* begin ROWS *

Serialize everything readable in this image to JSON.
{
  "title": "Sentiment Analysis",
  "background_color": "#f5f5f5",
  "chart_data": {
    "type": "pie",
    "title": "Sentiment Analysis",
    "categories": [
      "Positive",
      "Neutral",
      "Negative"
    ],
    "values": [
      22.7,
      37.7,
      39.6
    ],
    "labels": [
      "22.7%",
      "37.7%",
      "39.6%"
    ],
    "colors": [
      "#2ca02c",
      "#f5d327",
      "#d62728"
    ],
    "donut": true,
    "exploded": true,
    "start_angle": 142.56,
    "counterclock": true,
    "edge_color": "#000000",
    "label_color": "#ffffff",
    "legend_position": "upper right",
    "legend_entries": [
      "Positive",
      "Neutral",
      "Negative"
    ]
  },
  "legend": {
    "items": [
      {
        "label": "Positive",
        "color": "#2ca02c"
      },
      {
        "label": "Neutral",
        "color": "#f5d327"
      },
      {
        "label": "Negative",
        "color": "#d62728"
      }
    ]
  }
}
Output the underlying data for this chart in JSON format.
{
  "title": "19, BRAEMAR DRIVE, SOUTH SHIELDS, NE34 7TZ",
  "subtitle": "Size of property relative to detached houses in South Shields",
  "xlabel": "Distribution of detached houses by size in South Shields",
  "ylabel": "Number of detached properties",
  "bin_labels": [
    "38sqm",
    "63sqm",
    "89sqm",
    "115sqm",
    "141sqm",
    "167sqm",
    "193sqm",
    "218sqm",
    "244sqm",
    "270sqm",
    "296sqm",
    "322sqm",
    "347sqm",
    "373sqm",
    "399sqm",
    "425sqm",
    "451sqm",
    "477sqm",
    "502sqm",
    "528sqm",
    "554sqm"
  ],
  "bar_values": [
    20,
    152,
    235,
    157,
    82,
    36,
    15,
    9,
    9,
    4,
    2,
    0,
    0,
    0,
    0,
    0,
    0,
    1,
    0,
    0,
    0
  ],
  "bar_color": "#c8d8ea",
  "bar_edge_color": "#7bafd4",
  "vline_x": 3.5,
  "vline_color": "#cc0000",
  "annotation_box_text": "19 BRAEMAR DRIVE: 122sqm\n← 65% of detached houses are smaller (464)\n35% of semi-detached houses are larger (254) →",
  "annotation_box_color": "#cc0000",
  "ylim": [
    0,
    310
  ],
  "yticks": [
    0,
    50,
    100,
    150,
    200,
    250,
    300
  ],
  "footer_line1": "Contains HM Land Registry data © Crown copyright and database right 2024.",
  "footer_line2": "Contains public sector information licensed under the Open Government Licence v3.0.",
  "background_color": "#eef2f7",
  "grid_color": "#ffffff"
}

* end ROWS *

Copy out every line holding the string "Contains".

  "footer_line1": "Contains HM Land Registry data © Crown copyright and database right 2024.",
  "footer_line2": "Contains public sector information licensed under the Open Government Licence v3.0.",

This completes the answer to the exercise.